PROBLEM DETAILS: Copy out every record below, word for word.

Data entries for graphics:
-=-=-=-=-

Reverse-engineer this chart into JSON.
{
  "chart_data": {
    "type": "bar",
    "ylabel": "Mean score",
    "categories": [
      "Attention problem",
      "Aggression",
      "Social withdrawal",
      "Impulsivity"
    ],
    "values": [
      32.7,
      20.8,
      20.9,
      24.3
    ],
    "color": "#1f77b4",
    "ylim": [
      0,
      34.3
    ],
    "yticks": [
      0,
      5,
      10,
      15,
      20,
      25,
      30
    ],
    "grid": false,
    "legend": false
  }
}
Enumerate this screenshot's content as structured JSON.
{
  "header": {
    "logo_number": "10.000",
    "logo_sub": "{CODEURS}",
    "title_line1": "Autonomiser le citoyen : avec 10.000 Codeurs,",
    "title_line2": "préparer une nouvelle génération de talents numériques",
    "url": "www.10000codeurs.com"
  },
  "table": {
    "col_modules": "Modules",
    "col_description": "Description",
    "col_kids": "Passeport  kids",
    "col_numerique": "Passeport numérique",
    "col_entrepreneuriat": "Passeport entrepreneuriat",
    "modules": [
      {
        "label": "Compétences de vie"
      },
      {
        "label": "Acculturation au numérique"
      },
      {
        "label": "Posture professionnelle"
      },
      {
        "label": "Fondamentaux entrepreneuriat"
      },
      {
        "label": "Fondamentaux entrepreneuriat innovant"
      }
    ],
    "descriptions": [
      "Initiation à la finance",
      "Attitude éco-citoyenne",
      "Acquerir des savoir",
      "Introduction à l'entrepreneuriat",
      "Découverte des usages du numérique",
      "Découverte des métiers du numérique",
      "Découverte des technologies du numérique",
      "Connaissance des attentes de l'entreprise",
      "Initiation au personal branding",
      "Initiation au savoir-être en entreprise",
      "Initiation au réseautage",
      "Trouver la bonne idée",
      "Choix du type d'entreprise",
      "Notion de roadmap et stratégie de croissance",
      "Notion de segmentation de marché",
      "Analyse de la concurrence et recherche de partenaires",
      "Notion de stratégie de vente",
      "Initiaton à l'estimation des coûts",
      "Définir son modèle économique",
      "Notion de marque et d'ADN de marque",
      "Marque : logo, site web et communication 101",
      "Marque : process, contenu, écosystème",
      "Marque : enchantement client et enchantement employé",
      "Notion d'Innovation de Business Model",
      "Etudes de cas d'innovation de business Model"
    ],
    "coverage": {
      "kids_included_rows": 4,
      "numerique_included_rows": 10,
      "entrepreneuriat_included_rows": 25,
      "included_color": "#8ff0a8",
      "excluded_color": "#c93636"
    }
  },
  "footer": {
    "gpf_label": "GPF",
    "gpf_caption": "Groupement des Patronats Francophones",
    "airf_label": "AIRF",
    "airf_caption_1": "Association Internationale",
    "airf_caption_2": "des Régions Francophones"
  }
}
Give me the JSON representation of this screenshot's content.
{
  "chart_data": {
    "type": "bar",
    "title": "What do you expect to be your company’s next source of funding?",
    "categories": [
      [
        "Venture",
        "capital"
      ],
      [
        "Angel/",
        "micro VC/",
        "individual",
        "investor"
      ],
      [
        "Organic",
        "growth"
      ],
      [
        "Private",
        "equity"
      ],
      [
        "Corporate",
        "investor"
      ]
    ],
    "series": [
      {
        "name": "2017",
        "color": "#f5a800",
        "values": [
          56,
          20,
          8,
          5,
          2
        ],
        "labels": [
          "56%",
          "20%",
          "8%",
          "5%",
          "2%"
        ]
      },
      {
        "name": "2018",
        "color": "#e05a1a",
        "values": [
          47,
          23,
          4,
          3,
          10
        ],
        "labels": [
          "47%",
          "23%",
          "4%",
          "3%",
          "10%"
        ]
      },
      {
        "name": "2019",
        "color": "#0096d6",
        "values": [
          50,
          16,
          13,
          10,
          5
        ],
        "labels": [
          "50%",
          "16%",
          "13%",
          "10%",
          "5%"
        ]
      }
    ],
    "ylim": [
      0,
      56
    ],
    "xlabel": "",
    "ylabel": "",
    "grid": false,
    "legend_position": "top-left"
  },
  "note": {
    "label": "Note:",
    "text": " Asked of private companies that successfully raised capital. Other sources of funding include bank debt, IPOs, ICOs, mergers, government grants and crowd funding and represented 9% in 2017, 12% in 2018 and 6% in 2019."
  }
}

-=-=-=-=-

EXERCISE RESPONSE:
Reverse-engineer this chart into JSON.
{
  "chart_data": {
    "type": "bar",
    "ylabel": "Mean score",
    "categories": [
      "Attention problem",
      "Aggression",
      "Social withdrawal",
      "Impulsivity"
    ],
    "values": [
      32.7,
      20.8,
      20.9,
      24.3
    ],
    "color": "#1f77b4",
    "ylim": [
      0,
      34.3
    ],
    "yticks": [
      0,
      5,
      10,
      15,
      20,
      25,
      30
    ],
    "grid": false,
    "legend": false
  }
}
Enumerate this screenshot's content as structured JSON.
{
  "header": {
    "logo_number": "10.000",
    "logo_sub": "{CODEURS}",
    "title_line1": "Autonomiser le citoyen : avec 10.000 Codeurs,",
    "title_line2": "préparer une nouvelle génération de talents numériques",
    "url": "www.10000codeurs.com"
  },
  "table": {
    "col_modules": "Modules",
    "col_description": "Description",
    "col_kids": "Passeport  kids",
    "col_numerique": "Passeport numérique",
    "col_entrepreneuriat": "Passeport entrepreneuriat",
    "modules": [
      {
        "label": "Compétences de vie"
      },
      {
        "label": "Acculturation au numérique"
      },
      {
        "label": "Posture professionnelle"
      },
      {
        "label": "Fondamentaux entrepreneuriat"
      },
      {
        "label": "Fondamentaux entrepreneuriat innovant"
      }
    ],
    "descriptions": [
      "Initiation à la finance",
      "Attitude éco-citoyenne",
      "Acquerir des savoir",
      "Introduction à l'entrepreneuriat",
      "Découverte des usages du numérique",
      "Découverte des métiers du numérique",
      "Découverte des technologies du numérique",
      "Connaissance des attentes de l'entreprise",
      "Initiation au personal branding",
      "Initiation au savoir-être en entreprise",
      "Initiation au réseautage",
      "Trouver la bonne idée",
      "Choix du type d'entreprise",
      "Notion de roadmap et stratégie de croissance",
      "Notion de segmentation de marché",
      "Analyse de la concurrence et recherche de partenaires",
      "Notion de stratégie de vente",
      "Initiaton à l'estimation des coûts",
      "Définir son modèle économique",
      "Notion de marque et d'ADN de marque",
      "Marque : logo, site web et communication 101",
      "Marque : process, contenu, écosystème",
      "Marque : enchantement client et enchantement employé",
      "Notion d'Innovation de Business Model",
      "Etudes de cas d'innovation de business Model"
    ],
    "coverage": {
      "kids_included_rows": 4,
      "numerique_included_rows": 10,
      "entrepreneuriat_included_rows": 25,
      "included_color": "#8ff0a8",
      "excluded_color": "#c93636"
    }
  },
  "footer": {
    "gpf_label": "GPF",
    "gpf_caption": "Groupement des Patronats Francophones",
    "airf_label": "AIRF",
    "airf_caption_1": "Association Internationale",
    "airf_caption_2": "des Régions Francophones"
  }
}
Give me the JSON representation of this screenshot's content.
{
  "chart_data": {
    "type": "bar",
    "title": "What do you expect to be your company’s next source of funding?",
    "categories": [
      [
        "Venture",
        "capital"
      ],
      [
        "Angel/",
        "micro VC/",
        "individual",
        "investor"
      ],
      [
        "Organic",
        "growth"
      ],
      [
        "Private",
        "equity"
      ],
      [
        "Corporate",
        "investor"
      ]
    ],
    "series": [
      {
        "name": "2017",
        "color": "#f5a800",
        "values": [
          56,
          20,
          8,
          5,
          2
        ],
        "labels": [
          "56%",
          "20%",
          "8%",
          "5%",
          "2%"
        ]
      },
      {
        "name": "2018",
        "color": "#e05a1a",
        "values": [
          47,
          23,
          4,
          3,
          10
        ],
        "labels": [
          "47%",
          "23%",
          "4%",
          "3%",
          "10%"
        ]
      },
      {
        "name": "2019",
        "color": "#0096d6",
        "values": [
          50,
          16,
          13,
          10,
          5
        ],
        "labels": [
          "50%",
          "16%",
          "13%",
          "10%",
          "5%"
        ]
      }
    ],
    "ylim": [
      0,
      56
    ],
    "xlabel": "",
    "ylabel": "",
    "grid": false,
    "legend_position": "top-left"
  },
  "note": {
    "label": "Note:",
    "text": " Asked of private companies that successfully raised capital. Other sources of funding include bank debt, IPOs, ICOs, mergers, government grants and crowd funding and represented 9% in 2017, 12% in 2018 and 6% in 2019."
  }
}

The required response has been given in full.